## Written task
Each record is to be transcribed exactly.

## Task inputs
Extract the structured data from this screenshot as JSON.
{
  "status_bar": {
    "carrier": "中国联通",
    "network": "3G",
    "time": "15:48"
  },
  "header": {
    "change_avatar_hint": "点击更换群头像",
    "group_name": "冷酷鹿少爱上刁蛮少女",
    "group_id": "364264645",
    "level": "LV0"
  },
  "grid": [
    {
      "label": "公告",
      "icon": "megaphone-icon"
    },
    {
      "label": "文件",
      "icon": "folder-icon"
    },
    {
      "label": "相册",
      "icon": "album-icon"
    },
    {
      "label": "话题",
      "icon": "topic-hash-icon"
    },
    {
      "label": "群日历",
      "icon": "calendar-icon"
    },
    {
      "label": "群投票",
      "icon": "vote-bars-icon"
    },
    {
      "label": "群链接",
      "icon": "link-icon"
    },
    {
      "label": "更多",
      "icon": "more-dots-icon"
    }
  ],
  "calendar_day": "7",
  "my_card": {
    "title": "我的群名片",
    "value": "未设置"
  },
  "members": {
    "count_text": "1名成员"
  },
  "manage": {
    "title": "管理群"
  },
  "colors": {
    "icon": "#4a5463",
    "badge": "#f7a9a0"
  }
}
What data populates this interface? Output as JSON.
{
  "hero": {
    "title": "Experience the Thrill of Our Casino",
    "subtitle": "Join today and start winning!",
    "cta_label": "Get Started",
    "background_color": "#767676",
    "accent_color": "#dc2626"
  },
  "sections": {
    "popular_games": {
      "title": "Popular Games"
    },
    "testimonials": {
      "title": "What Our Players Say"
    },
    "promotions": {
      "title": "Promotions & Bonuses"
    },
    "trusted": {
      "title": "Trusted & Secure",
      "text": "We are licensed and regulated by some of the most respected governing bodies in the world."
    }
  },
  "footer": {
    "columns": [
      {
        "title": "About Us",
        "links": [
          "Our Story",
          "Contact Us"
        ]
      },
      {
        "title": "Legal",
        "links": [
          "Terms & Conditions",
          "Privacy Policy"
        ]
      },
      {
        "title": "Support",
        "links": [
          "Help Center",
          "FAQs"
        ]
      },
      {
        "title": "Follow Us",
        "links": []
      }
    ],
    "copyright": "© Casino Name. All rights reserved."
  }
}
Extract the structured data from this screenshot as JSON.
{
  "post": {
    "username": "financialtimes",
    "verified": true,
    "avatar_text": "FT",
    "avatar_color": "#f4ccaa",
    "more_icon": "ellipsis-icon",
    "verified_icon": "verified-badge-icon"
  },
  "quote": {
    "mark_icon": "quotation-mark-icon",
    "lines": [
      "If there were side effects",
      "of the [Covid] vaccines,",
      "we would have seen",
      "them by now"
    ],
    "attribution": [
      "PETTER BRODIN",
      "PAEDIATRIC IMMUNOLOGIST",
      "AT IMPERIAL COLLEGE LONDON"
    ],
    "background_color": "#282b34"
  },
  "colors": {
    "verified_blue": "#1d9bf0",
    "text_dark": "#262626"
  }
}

## Exercise solution
Extract the structured data from this screenshot as JSON.
{
  "status_bar": {
    "carrier": "中国联通",
    "network": "3G",
    "time": "15:48"
  },
  "header": {
    "change_avatar_hint": "点击更换群头像",
    "group_name": "冷酷鹿少爱上刁蛮少女",
    "group_id": "364264645",
    "level": "LV0"
  },
  "grid": [
    {
      "label": "公告",
      "icon": "megaphone-icon"
    },
    {
      "label": "文件",
      "icon": "folder-icon"
    },
    {
      "label": "相册",
      "icon": "album-icon"
    },
    {
      "label": "话题",
      "icon": "topic-hash-icon"
    },
    {
      "label": "群日历",
      "icon": "calendar-icon"
    },
    {
      "label": "群投票",
      "icon": "vote-bars-icon"
    },
    {
      "label": "群链接",
      "icon": "link-icon"
    },
    {
      "label": "更多",
      "icon": "more-dots-icon"
    }
  ],
  "calendar_day": "7",
  "my_card": {
    "title": "我的群名片",
    "value": "未设置"
  },
  "members": {
    "count_text": "1名成员"
  },
  "manage": {
    "title": "管理群"
  },
  "colors": {
    "icon": "#4a5463",
    "badge": "#f7a9a0"
  }
}
What data populates this interface? Output as JSON.
{
  "hero": {
    "title": "Experience the Thrill of Our Casino",
    "subtitle": "Join today and start winning!",
    "cta_label": "Get Started",
    "background_color": "#767676",
    "accent_color": "#dc2626"
  },
  "sections": {
    "popular_games": {
      "title": "Popular Games"
    },
    "testimonials": {
      "title": "What Our Players Say"
    },
    "promotions": {
      "title": "Promotions & Bonuses"
    },
    "trusted": {
      "title": "Trusted & Secure",
      "text": "We are licensed and regulated by some of the most respected governing bodies in the world."
    }
  },
  "footer": {
    "columns": [
      {
        "title": "About Us",
        "links": [
          "Our Story",
          "Contact Us"
        ]
      },
      {
        "title": "Legal",
        "links": [
          "Terms & Conditions",
          "Privacy Policy"
        ]
      },
      {
        "title": "Support",
        "links": [
          "Help Center",
          "FAQs"
        ]
      },
      {
        "title": "Follow Us",
        "links": []
      }
    ],
    "copyright": "© Casino Name. All rights reserved."
  }
}
Extract the structured data from this screenshot as JSON.
{
  "post": {
    "username": "financialtimes",
    "verified": true,
    "avatar_text": "FT",
    "avatar_color": "#f4ccaa",
    "more_icon": "ellipsis-icon",
    "verified_icon": "verified-badge-icon"
  },
  "quote": {
    "mark_icon": "quotation-mark-icon",
    "lines": [
      "If there were side effects",
      "of the [Covid] vaccines,",
      "we would have seen",
      "them by now"
    ],
    "attribution": [
      "PETTER BRODIN",
      "PAEDIATRIC IMMUNOLOGIST",
      "AT IMPERIAL COLLEGE LONDON"
    ],
    "background_color": "#282b34"
  },
  "colors": {
    "verified_blue": "#1d9bf0",
    "text_dark": "#262626"
  }
}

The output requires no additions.